Input material>
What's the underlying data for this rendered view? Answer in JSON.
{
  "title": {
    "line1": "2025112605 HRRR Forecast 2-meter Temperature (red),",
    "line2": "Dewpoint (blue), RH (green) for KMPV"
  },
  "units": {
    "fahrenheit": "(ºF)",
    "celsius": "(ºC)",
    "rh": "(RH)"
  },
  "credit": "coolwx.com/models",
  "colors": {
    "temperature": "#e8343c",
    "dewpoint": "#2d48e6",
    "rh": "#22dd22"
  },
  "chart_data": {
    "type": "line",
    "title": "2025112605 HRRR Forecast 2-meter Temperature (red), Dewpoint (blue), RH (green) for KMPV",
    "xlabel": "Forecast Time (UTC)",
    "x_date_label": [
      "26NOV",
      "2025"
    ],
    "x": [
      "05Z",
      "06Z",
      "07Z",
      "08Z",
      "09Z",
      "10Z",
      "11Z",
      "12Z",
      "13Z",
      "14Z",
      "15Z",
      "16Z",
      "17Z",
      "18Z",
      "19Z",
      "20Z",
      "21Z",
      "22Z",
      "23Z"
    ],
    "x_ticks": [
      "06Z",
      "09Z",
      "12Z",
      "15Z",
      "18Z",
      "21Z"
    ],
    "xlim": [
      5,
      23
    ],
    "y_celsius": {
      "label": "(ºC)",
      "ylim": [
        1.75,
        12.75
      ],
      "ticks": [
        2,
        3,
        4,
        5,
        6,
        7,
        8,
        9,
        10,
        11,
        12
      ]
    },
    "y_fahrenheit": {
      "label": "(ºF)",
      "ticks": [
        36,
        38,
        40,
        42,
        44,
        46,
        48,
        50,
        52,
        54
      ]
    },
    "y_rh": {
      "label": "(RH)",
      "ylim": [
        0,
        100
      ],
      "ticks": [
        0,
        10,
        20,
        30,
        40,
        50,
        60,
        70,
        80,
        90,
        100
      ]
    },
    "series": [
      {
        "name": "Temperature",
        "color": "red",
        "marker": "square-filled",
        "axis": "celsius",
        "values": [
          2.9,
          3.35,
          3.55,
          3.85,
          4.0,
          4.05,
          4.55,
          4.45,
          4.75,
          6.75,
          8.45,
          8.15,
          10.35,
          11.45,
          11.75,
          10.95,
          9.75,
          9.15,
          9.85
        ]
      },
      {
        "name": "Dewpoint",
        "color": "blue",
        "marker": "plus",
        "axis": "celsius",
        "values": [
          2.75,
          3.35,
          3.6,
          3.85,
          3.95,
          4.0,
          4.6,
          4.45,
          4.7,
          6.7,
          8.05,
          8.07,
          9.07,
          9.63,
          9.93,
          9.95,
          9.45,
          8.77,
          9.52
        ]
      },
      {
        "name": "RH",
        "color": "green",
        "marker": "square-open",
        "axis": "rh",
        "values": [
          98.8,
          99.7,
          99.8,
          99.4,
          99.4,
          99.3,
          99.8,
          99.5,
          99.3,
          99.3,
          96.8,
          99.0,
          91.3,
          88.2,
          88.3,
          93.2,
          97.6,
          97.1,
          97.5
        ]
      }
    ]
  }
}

Brief>
All of the material above needs to be copied exactly.

Solution to this exercise>
What's the underlying data for this rendered view? Answer in JSON.
{
  "title": {
    "line1": "2025112605 HRRR Forecast 2-meter Temperature (red),",
    "line2": "Dewpoint (blue), RH (green) for KMPV"
  },
  "units": {
    "fahrenheit": "(ºF)",
    "celsius": "(ºC)",
    "rh": "(RH)"
  },
  "credit": "coolwx.com/models",
  "colors": {
    "temperature": "#e8343c",
    "dewpoint": "#2d48e6",
    "rh": "#22dd22"
  },
  "chart_data": {
    "type": "line",
    "title": "2025112605 HRRR Forecast 2-meter Temperature (red), Dewpoint (blue), RH (green) for KMPV",
    "xlabel": "Forecast Time (UTC)",
    "x_date_label": [
      "26NOV",
      "2025"
    ],
    "x": [
      "05Z",
      "06Z",
      "07Z",
      "08Z",
      "09Z",
      "10Z",
      "11Z",
      "12Z",
      "13Z",
      "14Z",
      "15Z",
      "16Z",
      "17Z",
      "18Z",
      "19Z",
      "20Z",
      "21Z",
      "22Z",
      "23Z"
    ],
    "x_ticks": [
      "06Z",
      "09Z",
      "12Z",
      "15Z",
      "18Z",
      "21Z"
    ],
    "xlim": [
      5,
      23
    ],
    "y_celsius": {
      "label": "(ºC)",
      "ylim": [
        1.75,
        12.75
      ],
      "ticks": [
        2,
        3,
        4,
        5,
        6,
        7,
        8,
        9,
        10,
        11,
        12
      ]
    },
    "y_fahrenheit": {
      "label": "(ºF)",
      "ticks": [
        36,
        38,
        40,
        42,
        44,
        46,
        48,
        50,
        52,
        54
      ]
    },
    "y_rh": {
      "label": "(RH)",
      "ylim": [
        0,
        100
      ],
      "ticks": [
        0,
        10,
        20,
        30,
        40,
        50,
        60,
        70,
        80,
        90,
        100
      ]
    },
    "series": [
      {
        "name": "Temperature",
        "color": "red",
        "marker": "square-filled",
        "axis": "celsius",
        "values": [
          2.9,
          3.35,
          3.55,
          3.85,
          4.0,
          4.05,
          4.55,
          4.45,
          4.75,
          6.75,
          8.45,
          8.15,
          10.35,
          11.45,
          11.75,
          10.95,
          9.75,
          9.15,
          9.85
        ]
      },
      {
        "name": "Dewpoint",
        "color": "blue",
        "marker": "plus",
        "axis": "celsius",
        "values": [
          2.75,
          3.35,
          3.6,
          3.85,
          3.95,
          4.0,
          4.6,
          4.45,
          4.7,
          6.7,
          8.05,
          8.07,
          9.07,
          9.63,
          9.93,
          9.95,
          9.45,
          8.77,
          9.52
        ]
      },
      {
        "name": "RH",
        "color": "green",
        "marker": "square-open",
        "axis": "rh",
        "values": [
          98.8,
          99.7,
          99.8,
          99.4,
          99.4,
          99.3,
          99.8,
          99.5,
          99.3,
          99.3,
          96.8,
          99.0,
          91.3,
          88.2,
          88.3,
          93.2,
          97.6,
          97.1,
          97.5
        ]
      }
    ]
  }
}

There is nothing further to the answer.